» JOB: Tell how many lines contain the word "this". Reply with the number only.
-- START DATASET EXCERPTS --
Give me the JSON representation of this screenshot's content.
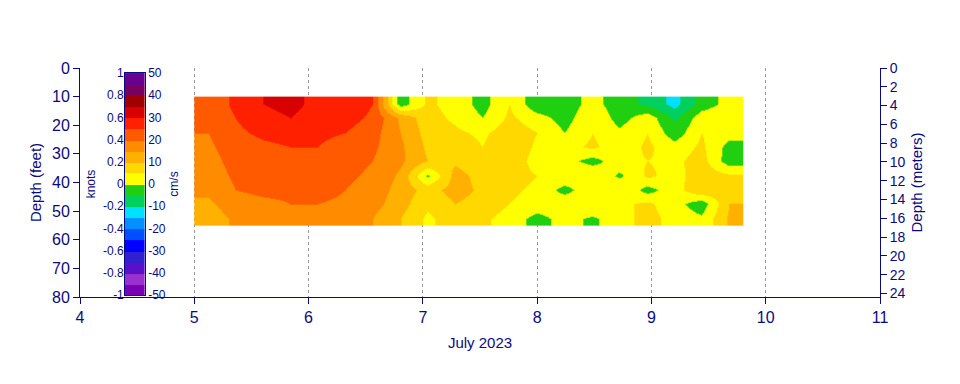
{
  "chart_data": {
    "type": "heatmap",
    "x_label": "July 2023",
    "y_label": "Depth (feet)",
    "y2_label": "Depth (meters)",
    "grid": true,
    "xlim": [
      4,
      11
    ],
    "xticks": [
      4,
      5,
      6,
      7,
      8,
      9,
      10,
      11
    ],
    "ylim": [
      80,
      0
    ],
    "yticks": [
      0,
      10,
      20,
      30,
      40,
      50,
      60,
      70,
      80
    ],
    "y2lim": [
      24.384,
      0
    ],
    "y2ticks": [
      0,
      2,
      4,
      6,
      8,
      10,
      12,
      14,
      16,
      18,
      20,
      22,
      24
    ],
    "x": [
      5.12,
      5.36,
      5.6,
      5.84,
      6.08,
      6.32,
      6.56,
      6.8,
      7.04,
      7.28,
      7.52,
      7.76,
      8.0,
      8.24,
      8.48,
      8.72,
      8.96,
      9.2,
      9.44,
      9.68
    ],
    "y": [
      12.5,
      17.5,
      22.5,
      27.5,
      32.5,
      37.5,
      42.5,
      47.5,
      52.5
    ],
    "z": [
      [
        22,
        26,
        30,
        32,
        28,
        29,
        25,
        -3,
        6,
        3,
        -2,
        5,
        -4,
        -3,
        2,
        -3,
        -6,
        -12,
        -3,
        2
      ],
      [
        22,
        25,
        28,
        30,
        27,
        27,
        24,
        14,
        7,
        4,
        0,
        6,
        2,
        -2,
        4,
        -2,
        3,
        -6,
        3,
        5
      ],
      [
        20,
        24,
        26,
        27,
        26,
        25,
        22,
        15,
        8,
        6,
        4,
        8,
        5,
        0,
        5,
        1,
        5,
        -3,
        5,
        2
      ],
      [
        19,
        23,
        24,
        25,
        25,
        23,
        21,
        16,
        9,
        8,
        5,
        9,
        4,
        3,
        6,
        2,
        6,
        2,
        6,
        -2
      ],
      [
        18,
        22,
        23,
        24,
        24,
        22,
        20,
        16,
        10,
        9,
        6,
        8,
        3,
        2,
        -2,
        3,
        5,
        4,
        7,
        -3
      ],
      [
        17,
        21,
        22,
        22,
        23,
        21,
        19,
        14,
        -1,
        12,
        8,
        7,
        5,
        4,
        5,
        -1,
        6,
        3,
        8,
        6
      ],
      [
        16,
        20,
        21,
        21,
        22,
        20,
        18,
        13,
        8,
        12,
        9,
        6,
        4,
        -2,
        4,
        5,
        -2,
        3,
        9,
        8
      ],
      [
        14,
        18,
        19,
        20,
        20,
        19,
        17,
        12,
        6,
        10,
        8,
        5,
        3,
        4,
        5,
        4,
        6,
        2,
        -3,
        10
      ],
      [
        12,
        16,
        17,
        18,
        18,
        17,
        15,
        10,
        4,
        8,
        6,
        3,
        -2,
        2,
        -1,
        3,
        7,
        3,
        1,
        11
      ]
    ],
    "colorbar": {
      "title": "cm/s",
      "range": [
        -50,
        50
      ],
      "ticks": [
        50,
        40,
        30,
        20,
        10,
        0,
        -10,
        -20,
        -30,
        -40,
        -50
      ]
    },
    "colorbar2": {
      "title": "knots",
      "range": [
        -1,
        1
      ],
      "ticks": [
        1,
        0.8,
        0.6,
        0.4,
        0.2,
        0,
        -0.2,
        -0.4,
        -0.6,
        -0.8,
        -1
      ]
    }
  }
}
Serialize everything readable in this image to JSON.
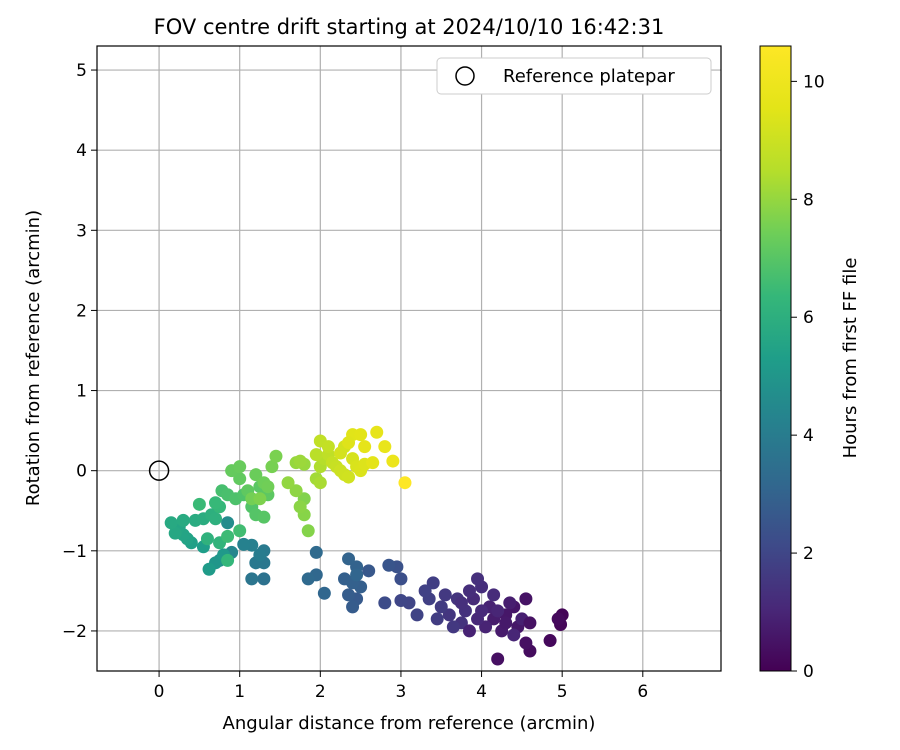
{
  "chart_data": {
    "type": "scatter",
    "title": "FOV centre drift starting at 2024/10/10 16:42:31",
    "xlabel": "Angular distance from reference (arcmin)",
    "ylabel": "Rotation from reference (arcmin)",
    "xlim": [
      -0.77,
      6.97
    ],
    "ylim": [
      -2.5,
      5.3
    ],
    "xticks": [
      0,
      1,
      2,
      3,
      4,
      5,
      6
    ],
    "yticks": [
      -2,
      -1,
      0,
      1,
      2,
      3,
      4,
      5
    ],
    "grid": true,
    "legend": {
      "placement": "top-right",
      "entries": [
        {
          "label": "Reference platepar",
          "marker": "open-circle"
        }
      ]
    },
    "reference_point": {
      "x": 0,
      "y": 0
    },
    "colorbar": {
      "label": "Hours from first FF file",
      "range": [
        0,
        10.6
      ],
      "ticks": [
        0,
        2,
        4,
        6,
        8,
        10
      ],
      "colormap": "viridis"
    },
    "series": [
      {
        "points": [
          {
            "x": 5.0,
            "y": -1.8,
            "t": 0.1
          },
          {
            "x": 4.98,
            "y": -1.92,
            "t": 0.15
          },
          {
            "x": 4.85,
            "y": -2.12,
            "t": 0.2
          },
          {
            "x": 4.95,
            "y": -1.85,
            "t": 0.25
          },
          {
            "x": 4.6,
            "y": -2.25,
            "t": 0.3
          },
          {
            "x": 4.55,
            "y": -2.15,
            "t": 0.4
          },
          {
            "x": 4.2,
            "y": -2.35,
            "t": 0.4
          },
          {
            "x": 4.55,
            "y": -1.6,
            "t": 0.5
          },
          {
            "x": 4.4,
            "y": -1.7,
            "t": 0.55
          },
          {
            "x": 4.3,
            "y": -1.8,
            "t": 0.6
          },
          {
            "x": 4.45,
            "y": -1.95,
            "t": 0.6
          },
          {
            "x": 4.25,
            "y": -2.0,
            "t": 0.7
          },
          {
            "x": 4.15,
            "y": -1.85,
            "t": 0.75
          },
          {
            "x": 4.35,
            "y": -1.65,
            "t": 0.8
          },
          {
            "x": 4.5,
            "y": -1.85,
            "t": 0.85
          },
          {
            "x": 4.1,
            "y": -1.7,
            "t": 0.9
          },
          {
            "x": 4.05,
            "y": -1.95,
            "t": 0.95
          },
          {
            "x": 4.2,
            "y": -1.75,
            "t": 1.0
          },
          {
            "x": 4.4,
            "y": -2.05,
            "t": 1.0
          },
          {
            "x": 3.95,
            "y": -1.85,
            "t": 1.05
          },
          {
            "x": 4.0,
            "y": -1.75,
            "t": 1.1
          },
          {
            "x": 3.9,
            "y": -1.6,
            "t": 1.15
          },
          {
            "x": 4.15,
            "y": -1.55,
            "t": 1.2
          },
          {
            "x": 4.0,
            "y": -1.45,
            "t": 1.25
          },
          {
            "x": 3.85,
            "y": -1.5,
            "t": 1.25
          },
          {
            "x": 3.95,
            "y": -1.35,
            "t": 1.3
          },
          {
            "x": 3.8,
            "y": -1.75,
            "t": 1.35
          },
          {
            "x": 3.75,
            "y": -1.9,
            "t": 1.4
          },
          {
            "x": 3.7,
            "y": -1.6,
            "t": 1.45
          },
          {
            "x": 3.6,
            "y": -1.8,
            "t": 1.5
          },
          {
            "x": 3.65,
            "y": -1.95,
            "t": 1.55
          },
          {
            "x": 3.55,
            "y": -1.55,
            "t": 1.6
          },
          {
            "x": 3.5,
            "y": -1.7,
            "t": 1.65
          },
          {
            "x": 3.45,
            "y": -1.85,
            "t": 1.7
          },
          {
            "x": 3.4,
            "y": -1.4,
            "t": 1.75
          },
          {
            "x": 3.35,
            "y": -1.6,
            "t": 1.8
          },
          {
            "x": 3.3,
            "y": -1.5,
            "t": 1.85
          },
          {
            "x": 3.2,
            "y": -1.8,
            "t": 1.9
          },
          {
            "x": 3.1,
            "y": -1.65,
            "t": 1.95
          },
          {
            "x": 3.0,
            "y": -1.62,
            "t": 2.0
          },
          {
            "x": 3.85,
            "y": -2.0,
            "t": 0.9
          },
          {
            "x": 4.6,
            "y": -1.9,
            "t": 0.45
          },
          {
            "x": 4.3,
            "y": -1.9,
            "t": 0.65
          },
          {
            "x": 3.75,
            "y": -1.65,
            "t": 1.3
          },
          {
            "x": 2.8,
            "y": -1.65,
            "t": 2.2
          },
          {
            "x": 3.0,
            "y": -1.35,
            "t": 2.3
          },
          {
            "x": 2.95,
            "y": -1.2,
            "t": 2.4
          },
          {
            "x": 2.85,
            "y": -1.18,
            "t": 2.5
          },
          {
            "x": 2.6,
            "y": -1.25,
            "t": 2.6
          },
          {
            "x": 2.45,
            "y": -1.6,
            "t": 2.7
          },
          {
            "x": 2.4,
            "y": -1.7,
            "t": 2.75
          },
          {
            "x": 2.35,
            "y": -1.55,
            "t": 2.8
          },
          {
            "x": 2.5,
            "y": -1.45,
            "t": 2.85
          },
          {
            "x": 2.3,
            "y": -1.35,
            "t": 2.9
          },
          {
            "x": 2.4,
            "y": -1.4,
            "t": 2.95
          },
          {
            "x": 2.45,
            "y": -1.2,
            "t": 3.0
          },
          {
            "x": 2.35,
            "y": -1.1,
            "t": 3.05
          },
          {
            "x": 2.45,
            "y": -1.3,
            "t": 3.1
          },
          {
            "x": 2.05,
            "y": -1.53,
            "t": 3.15
          },
          {
            "x": 1.95,
            "y": -1.3,
            "t": 3.2
          },
          {
            "x": 1.85,
            "y": -1.35,
            "t": 3.25
          },
          {
            "x": 1.95,
            "y": -1.02,
            "t": 3.3
          },
          {
            "x": 1.3,
            "y": -1.35,
            "t": 3.6
          },
          {
            "x": 1.15,
            "y": -1.35,
            "t": 3.7
          },
          {
            "x": 1.3,
            "y": -1.15,
            "t": 3.8
          },
          {
            "x": 1.2,
            "y": -1.15,
            "t": 3.85
          },
          {
            "x": 1.3,
            "y": -1.0,
            "t": 3.9
          },
          {
            "x": 1.25,
            "y": -1.05,
            "t": 4.0
          },
          {
            "x": 1.15,
            "y": -0.93,
            "t": 4.1
          },
          {
            "x": 1.05,
            "y": -0.92,
            "t": 4.2
          },
          {
            "x": 0.9,
            "y": -1.02,
            "t": 4.4
          },
          {
            "x": 0.85,
            "y": -0.65,
            "t": 4.6
          },
          {
            "x": 0.75,
            "y": -1.12,
            "t": 4.8
          },
          {
            "x": 0.7,
            "y": -1.15,
            "t": 5.0
          },
          {
            "x": 0.8,
            "y": -1.05,
            "t": 5.1
          },
          {
            "x": 0.62,
            "y": -1.23,
            "t": 5.2
          },
          {
            "x": 0.55,
            "y": -0.95,
            "t": 5.3
          },
          {
            "x": 0.4,
            "y": -0.9,
            "t": 5.4
          },
          {
            "x": 0.35,
            "y": -0.85,
            "t": 5.5
          },
          {
            "x": 0.3,
            "y": -0.8,
            "t": 5.55
          },
          {
            "x": 0.25,
            "y": -0.7,
            "t": 5.6
          },
          {
            "x": 0.2,
            "y": -0.78,
            "t": 5.7
          },
          {
            "x": 0.15,
            "y": -0.65,
            "t": 5.75
          },
          {
            "x": 0.3,
            "y": -0.62,
            "t": 5.8
          },
          {
            "x": 0.45,
            "y": -0.62,
            "t": 5.85
          },
          {
            "x": 0.55,
            "y": -0.6,
            "t": 5.9
          },
          {
            "x": 0.65,
            "y": -0.55,
            "t": 6.0
          },
          {
            "x": 0.7,
            "y": -0.6,
            "t": 6.05
          },
          {
            "x": 0.6,
            "y": -0.85,
            "t": 6.1
          },
          {
            "x": 0.75,
            "y": -0.9,
            "t": 6.2
          },
          {
            "x": 0.85,
            "y": -1.12,
            "t": 6.3
          },
          {
            "x": 0.75,
            "y": -0.45,
            "t": 6.35
          },
          {
            "x": 0.7,
            "y": -0.4,
            "t": 6.4
          },
          {
            "x": 0.5,
            "y": -0.42,
            "t": 6.45
          },
          {
            "x": 0.85,
            "y": -0.82,
            "t": 6.5
          },
          {
            "x": 1.0,
            "y": -0.75,
            "t": 6.6
          },
          {
            "x": 0.78,
            "y": -0.25,
            "t": 6.7
          },
          {
            "x": 0.85,
            "y": -0.3,
            "t": 6.75
          },
          {
            "x": 0.95,
            "y": -0.35,
            "t": 6.8
          },
          {
            "x": 1.05,
            "y": -0.3,
            "t": 6.85
          },
          {
            "x": 1.15,
            "y": -0.45,
            "t": 6.9
          },
          {
            "x": 1.2,
            "y": -0.55,
            "t": 6.95
          },
          {
            "x": 1.3,
            "y": -0.58,
            "t": 7.0
          },
          {
            "x": 1.25,
            "y": -0.2,
            "t": 7.05
          },
          {
            "x": 1.35,
            "y": -0.3,
            "t": 7.1
          },
          {
            "x": 1.1,
            "y": -0.25,
            "t": 7.15
          },
          {
            "x": 1.0,
            "y": -0.1,
            "t": 7.2
          },
          {
            "x": 0.9,
            "y": 0.0,
            "t": 7.25
          },
          {
            "x": 1.0,
            "y": 0.05,
            "t": 7.3
          },
          {
            "x": 1.2,
            "y": -0.05,
            "t": 7.35
          },
          {
            "x": 1.3,
            "y": -0.15,
            "t": 7.4
          },
          {
            "x": 1.35,
            "y": -0.2,
            "t": 7.45
          },
          {
            "x": 1.15,
            "y": -0.35,
            "t": 7.5
          },
          {
            "x": 1.4,
            "y": 0.05,
            "t": 7.55
          },
          {
            "x": 1.45,
            "y": 0.18,
            "t": 7.6
          },
          {
            "x": 1.25,
            "y": -0.35,
            "t": 7.65
          },
          {
            "x": 1.8,
            "y": -0.35,
            "t": 7.7
          },
          {
            "x": 1.85,
            "y": -0.75,
            "t": 7.75
          },
          {
            "x": 1.8,
            "y": -0.55,
            "t": 7.8
          },
          {
            "x": 1.75,
            "y": -0.45,
            "t": 7.85
          },
          {
            "x": 1.7,
            "y": -0.25,
            "t": 7.9
          },
          {
            "x": 1.6,
            "y": -0.15,
            "t": 7.95
          },
          {
            "x": 1.7,
            "y": 0.1,
            "t": 8.0
          },
          {
            "x": 1.8,
            "y": 0.08,
            "t": 8.05
          },
          {
            "x": 1.75,
            "y": 0.12,
            "t": 8.1
          },
          {
            "x": 1.95,
            "y": -0.1,
            "t": 8.2
          },
          {
            "x": 2.0,
            "y": -0.15,
            "t": 8.3
          },
          {
            "x": 2.0,
            "y": 0.05,
            "t": 8.4
          },
          {
            "x": 2.05,
            "y": 0.15,
            "t": 8.5
          },
          {
            "x": 1.95,
            "y": 0.2,
            "t": 8.6
          },
          {
            "x": 2.1,
            "y": 0.2,
            "t": 8.7
          },
          {
            "x": 2.0,
            "y": 0.37,
            "t": 8.75
          },
          {
            "x": 2.1,
            "y": 0.3,
            "t": 8.8
          },
          {
            "x": 2.15,
            "y": 0.1,
            "t": 8.85
          },
          {
            "x": 2.2,
            "y": 0.05,
            "t": 8.9
          },
          {
            "x": 2.25,
            "y": 0.0,
            "t": 9.0
          },
          {
            "x": 2.3,
            "y": -0.05,
            "t": 9.05
          },
          {
            "x": 2.35,
            "y": -0.08,
            "t": 9.1
          },
          {
            "x": 2.3,
            "y": 0.3,
            "t": 9.15
          },
          {
            "x": 2.25,
            "y": 0.22,
            "t": 9.2
          },
          {
            "x": 2.4,
            "y": 0.15,
            "t": 9.25
          },
          {
            "x": 2.45,
            "y": 0.05,
            "t": 9.3
          },
          {
            "x": 2.5,
            "y": 0.0,
            "t": 9.35
          },
          {
            "x": 2.55,
            "y": 0.08,
            "t": 9.4
          },
          {
            "x": 2.4,
            "y": 0.45,
            "t": 9.5
          },
          {
            "x": 2.5,
            "y": 0.45,
            "t": 9.55
          },
          {
            "x": 2.65,
            "y": 0.1,
            "t": 9.6
          },
          {
            "x": 2.7,
            "y": 0.48,
            "t": 9.7
          },
          {
            "x": 2.8,
            "y": 0.3,
            "t": 9.8
          },
          {
            "x": 2.9,
            "y": 0.12,
            "t": 9.9
          },
          {
            "x": 2.35,
            "y": 0.35,
            "t": 9.45
          },
          {
            "x": 2.55,
            "y": 0.3,
            "t": 9.65
          },
          {
            "x": 3.05,
            "y": -0.15,
            "t": 10.6
          }
        ]
      }
    ]
  }
}
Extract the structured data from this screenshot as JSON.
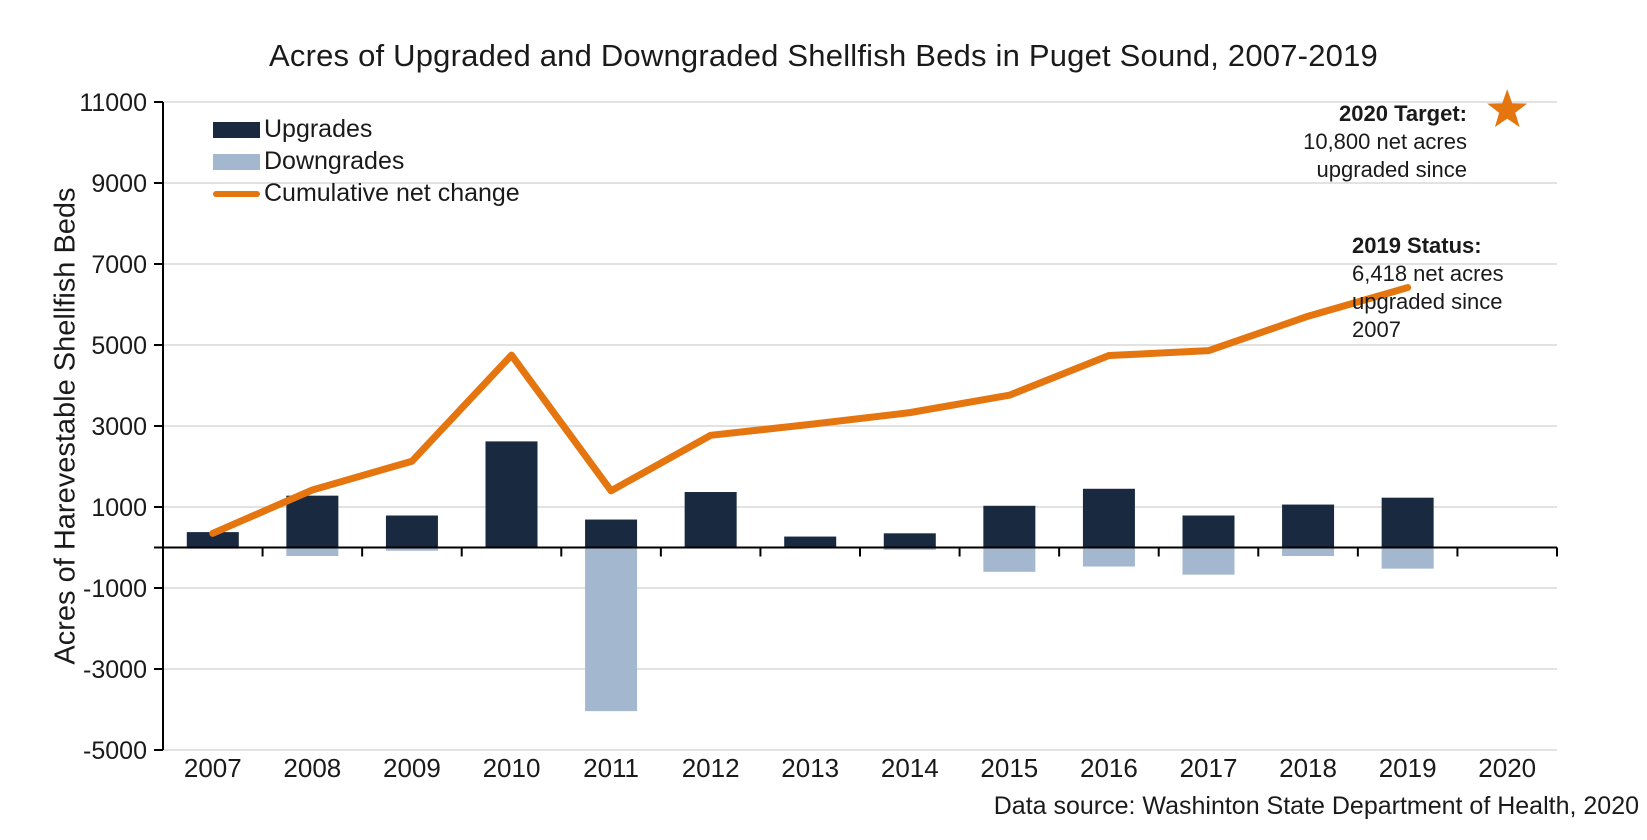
{
  "title": "Acres of Upgraded and Downgraded Shellfish Beds in Puget Sound, 2007-2019",
  "source_note": "Data source: Washinton State Department of Health, 2020",
  "annotations": {
    "target": {
      "heading": "2020 Target:",
      "lines": [
        "10,800 net acres",
        "upgraded since"
      ],
      "marker": "star-icon",
      "marker_color": "#e4750f",
      "marker_value": 10800,
      "marker_year": "2020"
    },
    "status": {
      "heading": "2019 Status:",
      "lines": [
        "6,418 net acres",
        "upgraded since",
        "2007"
      ]
    }
  },
  "chart_data": {
    "type": "bar",
    "subtype": "bar-and-line-combo",
    "title": "Acres of Upgraded and Downgraded Shellfish Beds in Puget Sound, 2007-2019",
    "xlabel": "",
    "ylabel": "Acres of Harevestable Shellfish Beds",
    "ylim": [
      -5000,
      11000
    ],
    "yticks": [
      -5000,
      -3000,
      -1000,
      1000,
      3000,
      5000,
      7000,
      9000,
      11000
    ],
    "grid": true,
    "gridline_color": "#d9d9d9",
    "axis_color": "#000000",
    "legend_position": "top-left-inside",
    "categories": [
      "2007",
      "2008",
      "2009",
      "2010",
      "2011",
      "2012",
      "2013",
      "2014",
      "2015",
      "2016",
      "2017",
      "2018",
      "2019",
      "2020"
    ],
    "series": [
      {
        "name": "Upgrades",
        "type": "bar",
        "color": "#182940",
        "values": [
          380,
          1280,
          790,
          2620,
          690,
          1370,
          270,
          350,
          1030,
          1450,
          790,
          1060,
          1230,
          null
        ]
      },
      {
        "name": "Downgrades",
        "type": "bar",
        "color": "#a3b7cf",
        "values": [
          -30,
          -210,
          -80,
          0,
          -4040,
          0,
          0,
          -60,
          -600,
          -470,
          -670,
          -210,
          -522,
          null
        ]
      },
      {
        "name": "Cumulative net change",
        "type": "line",
        "color": "#e4750f",
        "values": [
          350,
          1420,
          2130,
          4750,
          1400,
          2770,
          3040,
          3330,
          3760,
          4740,
          4860,
          5710,
          6418,
          null
        ]
      }
    ]
  }
}
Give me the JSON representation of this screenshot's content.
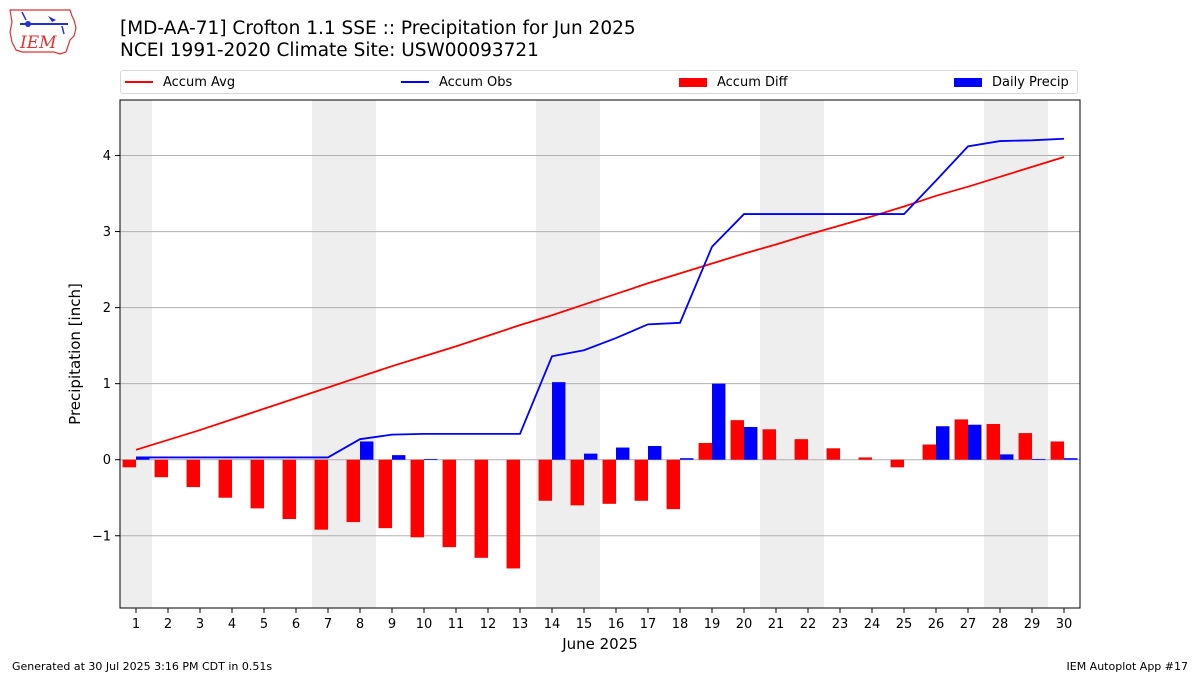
-- END DATASET EXCERPTS --
» TASK ANSWER: 4